--- START SUPPLIED ENTRIES ---

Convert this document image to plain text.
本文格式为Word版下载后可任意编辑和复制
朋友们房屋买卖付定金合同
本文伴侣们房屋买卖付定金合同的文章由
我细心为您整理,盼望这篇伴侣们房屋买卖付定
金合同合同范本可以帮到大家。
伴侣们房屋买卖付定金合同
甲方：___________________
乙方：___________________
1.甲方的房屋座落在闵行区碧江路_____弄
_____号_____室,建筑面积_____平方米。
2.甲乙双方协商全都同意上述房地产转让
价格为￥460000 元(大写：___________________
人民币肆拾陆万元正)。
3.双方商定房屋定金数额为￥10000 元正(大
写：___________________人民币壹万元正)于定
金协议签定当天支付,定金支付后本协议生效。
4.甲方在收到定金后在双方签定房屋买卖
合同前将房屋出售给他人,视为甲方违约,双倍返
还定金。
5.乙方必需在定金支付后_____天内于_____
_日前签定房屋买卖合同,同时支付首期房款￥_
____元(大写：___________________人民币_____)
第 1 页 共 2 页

--- END SUPPLIED ENTRIES ---
--- START SUPPLIED ENTRIES ---

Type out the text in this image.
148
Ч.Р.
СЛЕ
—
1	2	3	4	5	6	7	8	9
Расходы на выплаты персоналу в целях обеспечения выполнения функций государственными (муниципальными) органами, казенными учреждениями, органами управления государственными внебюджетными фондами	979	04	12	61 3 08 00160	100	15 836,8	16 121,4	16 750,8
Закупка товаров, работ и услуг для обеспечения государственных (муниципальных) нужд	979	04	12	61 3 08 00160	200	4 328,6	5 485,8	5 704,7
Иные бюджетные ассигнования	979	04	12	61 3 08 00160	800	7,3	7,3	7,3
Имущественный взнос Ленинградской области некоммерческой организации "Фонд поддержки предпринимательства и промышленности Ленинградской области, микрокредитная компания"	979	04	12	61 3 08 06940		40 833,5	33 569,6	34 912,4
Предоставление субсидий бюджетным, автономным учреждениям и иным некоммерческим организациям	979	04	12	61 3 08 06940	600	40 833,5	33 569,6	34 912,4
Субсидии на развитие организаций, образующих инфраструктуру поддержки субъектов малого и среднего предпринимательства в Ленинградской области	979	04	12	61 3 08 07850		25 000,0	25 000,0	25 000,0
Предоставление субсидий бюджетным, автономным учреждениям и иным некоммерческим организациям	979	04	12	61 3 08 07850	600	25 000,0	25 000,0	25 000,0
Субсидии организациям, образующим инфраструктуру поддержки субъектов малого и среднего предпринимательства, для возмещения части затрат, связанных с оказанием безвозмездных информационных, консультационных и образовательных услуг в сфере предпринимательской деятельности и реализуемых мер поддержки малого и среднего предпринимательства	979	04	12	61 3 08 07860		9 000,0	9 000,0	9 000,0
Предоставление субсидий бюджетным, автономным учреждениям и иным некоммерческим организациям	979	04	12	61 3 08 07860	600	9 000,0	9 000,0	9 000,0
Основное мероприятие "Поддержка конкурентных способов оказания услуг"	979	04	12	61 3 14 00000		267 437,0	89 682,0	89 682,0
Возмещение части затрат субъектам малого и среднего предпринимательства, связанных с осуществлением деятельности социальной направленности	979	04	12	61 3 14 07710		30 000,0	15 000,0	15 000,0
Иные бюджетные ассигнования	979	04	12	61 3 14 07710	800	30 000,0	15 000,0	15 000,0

--- END SUPPLIED ENTRIES ---

= PROBLEM =
Report back each line of the entries that holds the string "Предоставление".

= PROBLEM SOLUTION =
Предоставление субсидий бюджетным, автономным учреждениям и иным некоммерческим организациям	979	04	12	61 3 08 06940	600	40 833,5	33 569,6	34 912,4
Предоставление субсидий бюджетным, автономным учреждениям и иным некоммерческим организациям	979	04	12	61 3 08 07850	600	25 000,0	25 000,0	25 000,0
Предоставление субсидий бюджетным, автономным учреждениям и иным некоммерческим организациям	979	04	12	61 3 08 07860	600	9 000,0	9 000,0	9 000,0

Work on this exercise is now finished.